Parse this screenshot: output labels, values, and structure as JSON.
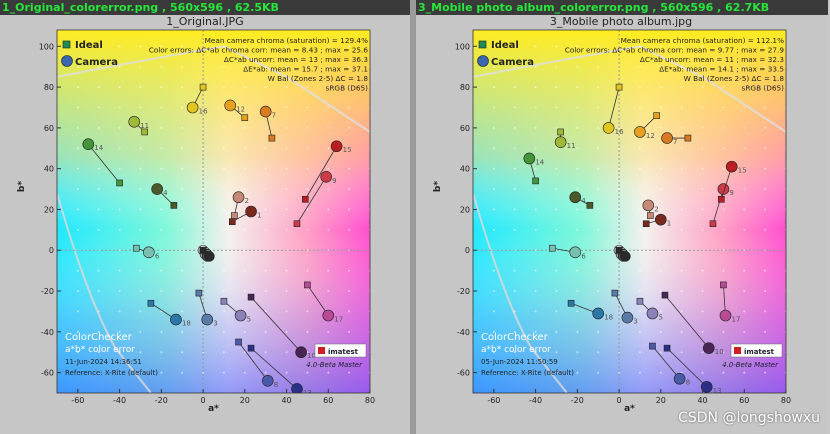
{
  "watermark": "CSDN @longshowxu",
  "windows": [
    {
      "window_title": "1_Original_colorerror.png  ,  560x596  ,  62.5KB",
      "figure_title": "1_Original.JPG",
      "legend": {
        "ideal": "Ideal",
        "camera": "Camera"
      },
      "stats": [
        "Mean camera chroma (saturation) = 129.4%",
        "Color errors: ΔC*ab chroma corr:  mean = 8.43 ;  max = 25.6",
        "ΔC*ab uncorr:  mean = 13 ;  max = 36.3",
        "ΔE*ab:  mean = 15.7 ;  max = 37.1",
        "W Bal (Zones 2-5) ΔC = 1.8",
        "sRGB (D65)"
      ],
      "footer": {
        "title": "ColorChecker",
        "subtitle": "a*b* color error",
        "date": "11-Jun-2024 14:36:51",
        "reference": "Reference: X-Rite (default)",
        "brand": "imatest",
        "version": "4.0-Beta  Master"
      }
    },
    {
      "window_title": "3_Mobile photo album_colorerror.png  ,  560x596  ,  62.7KB",
      "figure_title": "3_Mobile photo album.jpg",
      "legend": {
        "ideal": "Ideal",
        "camera": "Camera"
      },
      "stats": [
        "Mean camera chroma (saturation) = 112.1%",
        "Color errors: ΔC*ab chroma corr:  mean = 9.77 ;  max = 27.9",
        "ΔC*ab uncorr:  mean = 11 ;  max = 32.3",
        "ΔE*ab:  mean = 14.1 ;  max = 33.5",
        "W Bal (Zones 2-5) ΔC = 1.8",
        "sRGB (D65)"
      ],
      "footer": {
        "title": "ColorChecker",
        "subtitle": "a*b* color error",
        "date": "05-Jun-2024 11:50:59",
        "reference": "Reference: X-Rite (default)",
        "brand": "imatest",
        "version": "4.0-Beta  Master"
      }
    }
  ],
  "chart_data": [
    {
      "type": "scatter",
      "title": "1_Original.JPG",
      "xlabel": "a*",
      "ylabel": "b*",
      "xlim": [
        -70,
        80
      ],
      "ylim": [
        -70,
        108
      ],
      "xticks": [
        -60,
        -40,
        -20,
        0,
        20,
        40,
        60,
        80
      ],
      "yticks": [
        -60,
        -40,
        -20,
        0,
        20,
        40,
        60,
        80,
        100
      ],
      "patches": [
        {
          "id": "1",
          "color": "#7a2a1c",
          "ideal": [
            14,
            14
          ],
          "camera": [
            23,
            19
          ]
        },
        {
          "id": "2",
          "color": "#c48a78",
          "ideal": [
            15,
            17
          ],
          "camera": [
            17,
            26
          ]
        },
        {
          "id": "3",
          "color": "#5a7aa8",
          "ideal": [
            -2,
            -21
          ],
          "camera": [
            2,
            -34
          ]
        },
        {
          "id": "4",
          "color": "#4a5a2a",
          "ideal": [
            -14,
            22
          ],
          "camera": [
            -22,
            30
          ]
        },
        {
          "id": "5",
          "color": "#8a82b8",
          "ideal": [
            10,
            -25
          ],
          "camera": [
            18,
            -32
          ]
        },
        {
          "id": "6",
          "color": "#7ac0b0",
          "ideal": [
            -32,
            1
          ],
          "camera": [
            -26,
            -1
          ]
        },
        {
          "id": "7",
          "color": "#d87a22",
          "ideal": [
            33,
            55
          ],
          "camera": [
            30,
            68
          ]
        },
        {
          "id": "8",
          "color": "#4a5aa8",
          "ideal": [
            17,
            -45
          ],
          "camera": [
            31,
            -64
          ]
        },
        {
          "id": "9",
          "color": "#cc3a48",
          "ideal": [
            45,
            13
          ],
          "camera": [
            59,
            36
          ]
        },
        {
          "id": "10",
          "color": "#4a2456",
          "ideal": [
            23,
            -23
          ],
          "camera": [
            47,
            -50
          ]
        },
        {
          "id": "11",
          "color": "#a0b838",
          "ideal": [
            -28,
            58
          ],
          "camera": [
            -33,
            63
          ]
        },
        {
          "id": "12",
          "color": "#e8a020",
          "ideal": [
            20,
            65
          ],
          "camera": [
            13,
            71
          ]
        },
        {
          "id": "13",
          "color": "#2a3088",
          "ideal": [
            23,
            -48
          ],
          "camera": [
            45,
            -68
          ]
        },
        {
          "id": "14",
          "color": "#44943a",
          "ideal": [
            -40,
            33
          ],
          "camera": [
            -55,
            52
          ]
        },
        {
          "id": "15",
          "color": "#b81e24",
          "ideal": [
            49,
            25
          ],
          "camera": [
            64,
            51
          ]
        },
        {
          "id": "16",
          "color": "#e0c420",
          "ideal": [
            0,
            80
          ],
          "camera": [
            -5,
            70
          ]
        },
        {
          "id": "17",
          "color": "#b84a98",
          "ideal": [
            50,
            -17
          ],
          "camera": [
            60,
            -32
          ]
        },
        {
          "id": "18",
          "color": "#2a78a8",
          "ideal": [
            -25,
            -26
          ],
          "camera": [
            -13,
            -34
          ]
        },
        {
          "id": "19",
          "color": "#f2f2f2",
          "ideal": [
            0,
            0
          ],
          "camera": [
            0,
            0
          ]
        },
        {
          "id": "20",
          "color": "#cfcfcf",
          "ideal": [
            0,
            0
          ],
          "camera": [
            1,
            -1
          ]
        },
        {
          "id": "21",
          "color": "#a0a0a0",
          "ideal": [
            0,
            0
          ],
          "camera": [
            1,
            -2
          ]
        },
        {
          "id": "22",
          "color": "#787878",
          "ideal": [
            0,
            0
          ],
          "camera": [
            2,
            -2
          ]
        },
        {
          "id": "23",
          "color": "#505050",
          "ideal": [
            0,
            0
          ],
          "camera": [
            2,
            -3
          ]
        },
        {
          "id": "24",
          "color": "#2a2a2a",
          "ideal": [
            0,
            0
          ],
          "camera": [
            3,
            -3
          ]
        }
      ]
    },
    {
      "type": "scatter",
      "title": "3_Mobile photo album.jpg",
      "xlabel": "a*",
      "ylabel": "b*",
      "xlim": [
        -70,
        80
      ],
      "ylim": [
        -70,
        108
      ],
      "xticks": [
        -60,
        -40,
        -20,
        0,
        20,
        40,
        60,
        80
      ],
      "yticks": [
        -60,
        -40,
        -20,
        0,
        20,
        40,
        60,
        80,
        100
      ],
      "patches": [
        {
          "id": "1",
          "color": "#7a2a1c",
          "ideal": [
            13,
            13
          ],
          "camera": [
            20,
            15
          ]
        },
        {
          "id": "2",
          "color": "#c48a78",
          "ideal": [
            15,
            17
          ],
          "camera": [
            14,
            22
          ]
        },
        {
          "id": "3",
          "color": "#5a7aa8",
          "ideal": [
            -2,
            -21
          ],
          "camera": [
            4,
            -33
          ]
        },
        {
          "id": "4",
          "color": "#4a5a2a",
          "ideal": [
            -14,
            22
          ],
          "camera": [
            -21,
            26
          ]
        },
        {
          "id": "5",
          "color": "#8a82b8",
          "ideal": [
            10,
            -25
          ],
          "camera": [
            16,
            -31
          ]
        },
        {
          "id": "6",
          "color": "#7ac0b0",
          "ideal": [
            -32,
            1
          ],
          "camera": [
            -21,
            -1
          ]
        },
        {
          "id": "7",
          "color": "#d87a22",
          "ideal": [
            33,
            55
          ],
          "camera": [
            23,
            55
          ]
        },
        {
          "id": "8",
          "color": "#4a5aa8",
          "ideal": [
            16,
            -47
          ],
          "camera": [
            29,
            -63
          ]
        },
        {
          "id": "9",
          "color": "#cc3a48",
          "ideal": [
            45,
            13
          ],
          "camera": [
            50,
            30
          ]
        },
        {
          "id": "10",
          "color": "#4a2456",
          "ideal": [
            22,
            -22
          ],
          "camera": [
            43,
            -48
          ]
        },
        {
          "id": "11",
          "color": "#a0b838",
          "ideal": [
            -28,
            58
          ],
          "camera": [
            -28,
            53
          ]
        },
        {
          "id": "12",
          "color": "#e8a020",
          "ideal": [
            18,
            66
          ],
          "camera": [
            10,
            58
          ]
        },
        {
          "id": "13",
          "color": "#2a3088",
          "ideal": [
            23,
            -48
          ],
          "camera": [
            42,
            -67
          ]
        },
        {
          "id": "14",
          "color": "#44943a",
          "ideal": [
            -40,
            34
          ],
          "camera": [
            -43,
            45
          ]
        },
        {
          "id": "15",
          "color": "#b81e24",
          "ideal": [
            49,
            25
          ],
          "camera": [
            54,
            41
          ]
        },
        {
          "id": "16",
          "color": "#e0c420",
          "ideal": [
            0,
            80
          ],
          "camera": [
            -5,
            60
          ]
        },
        {
          "id": "17",
          "color": "#b84a98",
          "ideal": [
            50,
            -17
          ],
          "camera": [
            51,
            -32
          ]
        },
        {
          "id": "18",
          "color": "#2a78a8",
          "ideal": [
            -23,
            -26
          ],
          "camera": [
            -10,
            -31
          ]
        },
        {
          "id": "19",
          "color": "#f2f2f2",
          "ideal": [
            0,
            0
          ],
          "camera": [
            0,
            0
          ]
        },
        {
          "id": "20",
          "color": "#cfcfcf",
          "ideal": [
            0,
            0
          ],
          "camera": [
            1,
            -1
          ]
        },
        {
          "id": "21",
          "color": "#a0a0a0",
          "ideal": [
            0,
            0
          ],
          "camera": [
            1,
            -2
          ]
        },
        {
          "id": "22",
          "color": "#787878",
          "ideal": [
            0,
            0
          ],
          "camera": [
            2,
            -2
          ]
        },
        {
          "id": "23",
          "color": "#505050",
          "ideal": [
            0,
            0
          ],
          "camera": [
            2,
            -3
          ]
        },
        {
          "id": "24",
          "color": "#2a2a2a",
          "ideal": [
            0,
            0
          ],
          "camera": [
            3,
            -3
          ]
        }
      ]
    }
  ]
}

▶ Instructions to follow
Copy out each line that contains the word "photo".

▶ Output of the exercise
      "window_title": "3_Mobile photo album_colorerror.png  ,  560x596  ,  62.7KB",
      "figure_title": "3_Mobile photo album.jpg",
      "title": "3_Mobile photo album.jpg",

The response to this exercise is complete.